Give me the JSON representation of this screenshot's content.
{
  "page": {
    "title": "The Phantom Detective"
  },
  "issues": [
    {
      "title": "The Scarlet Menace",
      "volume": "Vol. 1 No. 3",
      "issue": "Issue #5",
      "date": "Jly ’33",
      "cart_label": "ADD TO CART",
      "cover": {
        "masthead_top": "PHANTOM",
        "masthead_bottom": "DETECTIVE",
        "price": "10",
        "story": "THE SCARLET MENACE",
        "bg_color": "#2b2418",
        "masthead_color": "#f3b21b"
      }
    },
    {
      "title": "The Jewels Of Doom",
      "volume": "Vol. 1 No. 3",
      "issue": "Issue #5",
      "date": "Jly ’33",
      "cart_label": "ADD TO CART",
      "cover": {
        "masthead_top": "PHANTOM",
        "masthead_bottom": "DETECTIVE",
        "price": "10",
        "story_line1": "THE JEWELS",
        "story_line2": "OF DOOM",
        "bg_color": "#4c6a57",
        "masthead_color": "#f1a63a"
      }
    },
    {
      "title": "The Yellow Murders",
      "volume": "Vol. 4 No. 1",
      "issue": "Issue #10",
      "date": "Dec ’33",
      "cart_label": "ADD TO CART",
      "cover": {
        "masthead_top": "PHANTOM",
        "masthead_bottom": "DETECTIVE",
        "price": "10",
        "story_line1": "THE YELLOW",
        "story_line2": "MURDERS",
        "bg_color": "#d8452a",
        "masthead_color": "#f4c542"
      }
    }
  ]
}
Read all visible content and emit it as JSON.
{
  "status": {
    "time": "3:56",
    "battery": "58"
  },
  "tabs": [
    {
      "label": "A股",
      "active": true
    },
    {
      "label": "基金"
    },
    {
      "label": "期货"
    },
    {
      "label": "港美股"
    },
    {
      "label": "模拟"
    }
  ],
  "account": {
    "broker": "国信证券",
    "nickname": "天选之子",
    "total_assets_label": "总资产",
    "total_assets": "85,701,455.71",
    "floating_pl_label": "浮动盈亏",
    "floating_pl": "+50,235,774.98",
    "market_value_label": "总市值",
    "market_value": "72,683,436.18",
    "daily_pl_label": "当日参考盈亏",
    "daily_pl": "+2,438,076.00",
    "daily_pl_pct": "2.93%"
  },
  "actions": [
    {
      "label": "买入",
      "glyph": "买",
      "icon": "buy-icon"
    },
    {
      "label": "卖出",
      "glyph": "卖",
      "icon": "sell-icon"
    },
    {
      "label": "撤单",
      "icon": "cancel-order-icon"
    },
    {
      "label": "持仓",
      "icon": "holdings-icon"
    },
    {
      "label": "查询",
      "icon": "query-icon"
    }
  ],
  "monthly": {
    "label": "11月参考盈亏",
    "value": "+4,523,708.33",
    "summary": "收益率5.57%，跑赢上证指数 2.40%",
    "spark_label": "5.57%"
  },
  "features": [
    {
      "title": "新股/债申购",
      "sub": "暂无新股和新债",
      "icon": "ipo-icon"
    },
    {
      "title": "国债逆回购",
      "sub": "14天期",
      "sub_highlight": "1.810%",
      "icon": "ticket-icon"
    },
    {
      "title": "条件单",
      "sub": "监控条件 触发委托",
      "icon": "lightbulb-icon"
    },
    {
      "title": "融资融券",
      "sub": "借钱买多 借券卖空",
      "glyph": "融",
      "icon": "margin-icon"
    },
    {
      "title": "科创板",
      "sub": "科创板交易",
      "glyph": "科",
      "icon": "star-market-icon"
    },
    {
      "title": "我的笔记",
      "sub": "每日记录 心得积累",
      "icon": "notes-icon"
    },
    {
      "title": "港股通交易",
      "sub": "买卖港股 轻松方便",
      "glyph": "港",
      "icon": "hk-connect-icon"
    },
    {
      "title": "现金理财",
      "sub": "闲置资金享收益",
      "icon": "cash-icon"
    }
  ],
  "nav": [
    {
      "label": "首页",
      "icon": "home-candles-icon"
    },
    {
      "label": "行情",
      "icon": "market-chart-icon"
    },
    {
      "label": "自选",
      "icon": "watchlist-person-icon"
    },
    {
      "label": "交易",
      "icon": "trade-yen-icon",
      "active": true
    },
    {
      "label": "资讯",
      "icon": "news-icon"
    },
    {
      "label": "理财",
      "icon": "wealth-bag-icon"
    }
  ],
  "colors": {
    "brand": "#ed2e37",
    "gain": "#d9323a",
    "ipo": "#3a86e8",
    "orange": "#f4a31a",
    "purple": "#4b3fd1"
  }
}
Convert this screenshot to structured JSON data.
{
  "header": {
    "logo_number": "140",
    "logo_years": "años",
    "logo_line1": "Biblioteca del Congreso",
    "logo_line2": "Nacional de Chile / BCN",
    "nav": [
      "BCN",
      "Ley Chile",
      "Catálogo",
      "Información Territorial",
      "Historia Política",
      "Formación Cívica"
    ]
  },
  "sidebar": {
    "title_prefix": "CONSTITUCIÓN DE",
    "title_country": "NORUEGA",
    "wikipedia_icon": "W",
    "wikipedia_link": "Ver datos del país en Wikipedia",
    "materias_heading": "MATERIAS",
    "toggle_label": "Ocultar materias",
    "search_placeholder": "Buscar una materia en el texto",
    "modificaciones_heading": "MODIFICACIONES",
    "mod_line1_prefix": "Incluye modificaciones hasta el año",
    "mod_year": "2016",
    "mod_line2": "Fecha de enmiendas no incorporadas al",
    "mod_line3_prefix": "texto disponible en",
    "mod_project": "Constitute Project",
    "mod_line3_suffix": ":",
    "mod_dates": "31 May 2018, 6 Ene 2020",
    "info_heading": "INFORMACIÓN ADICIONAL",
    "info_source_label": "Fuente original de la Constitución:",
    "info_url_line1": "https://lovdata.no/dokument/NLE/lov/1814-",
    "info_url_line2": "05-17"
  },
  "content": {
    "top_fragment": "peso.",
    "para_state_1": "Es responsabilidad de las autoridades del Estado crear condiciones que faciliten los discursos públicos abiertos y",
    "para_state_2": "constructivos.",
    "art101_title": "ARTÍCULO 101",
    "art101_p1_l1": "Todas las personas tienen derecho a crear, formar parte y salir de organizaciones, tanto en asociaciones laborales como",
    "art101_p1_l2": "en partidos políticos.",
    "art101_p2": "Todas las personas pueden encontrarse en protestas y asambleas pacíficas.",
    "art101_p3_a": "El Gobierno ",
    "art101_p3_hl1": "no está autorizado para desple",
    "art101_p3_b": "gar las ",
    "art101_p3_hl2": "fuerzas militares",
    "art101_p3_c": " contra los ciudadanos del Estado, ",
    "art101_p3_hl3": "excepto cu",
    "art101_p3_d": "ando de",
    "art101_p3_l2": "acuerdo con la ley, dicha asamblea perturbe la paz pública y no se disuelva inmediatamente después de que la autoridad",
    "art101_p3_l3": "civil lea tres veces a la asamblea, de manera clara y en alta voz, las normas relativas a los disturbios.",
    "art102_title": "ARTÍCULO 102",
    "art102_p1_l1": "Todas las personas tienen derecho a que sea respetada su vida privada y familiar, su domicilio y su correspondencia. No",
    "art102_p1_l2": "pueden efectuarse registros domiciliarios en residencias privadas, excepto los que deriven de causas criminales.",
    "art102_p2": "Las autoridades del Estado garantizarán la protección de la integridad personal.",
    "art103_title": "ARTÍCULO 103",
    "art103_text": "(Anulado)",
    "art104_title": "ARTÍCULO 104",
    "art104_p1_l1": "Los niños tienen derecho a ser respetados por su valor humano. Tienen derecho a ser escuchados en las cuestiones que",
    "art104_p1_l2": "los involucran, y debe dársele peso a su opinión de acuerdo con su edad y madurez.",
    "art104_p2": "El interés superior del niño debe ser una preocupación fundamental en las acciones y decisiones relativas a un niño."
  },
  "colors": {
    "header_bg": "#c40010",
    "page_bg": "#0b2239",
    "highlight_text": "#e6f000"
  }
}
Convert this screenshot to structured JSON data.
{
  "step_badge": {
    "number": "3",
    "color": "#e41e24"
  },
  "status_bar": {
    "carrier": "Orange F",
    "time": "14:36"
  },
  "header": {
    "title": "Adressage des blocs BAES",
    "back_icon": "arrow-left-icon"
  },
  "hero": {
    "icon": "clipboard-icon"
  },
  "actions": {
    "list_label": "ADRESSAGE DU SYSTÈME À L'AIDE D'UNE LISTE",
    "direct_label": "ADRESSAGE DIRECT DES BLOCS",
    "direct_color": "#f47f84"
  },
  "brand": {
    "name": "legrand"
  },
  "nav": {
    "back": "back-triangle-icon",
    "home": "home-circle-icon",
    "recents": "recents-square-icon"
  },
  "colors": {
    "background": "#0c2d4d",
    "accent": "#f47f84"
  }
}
=======
Count the lines of the listing above that include the word "content" and state the total with nothing else.

3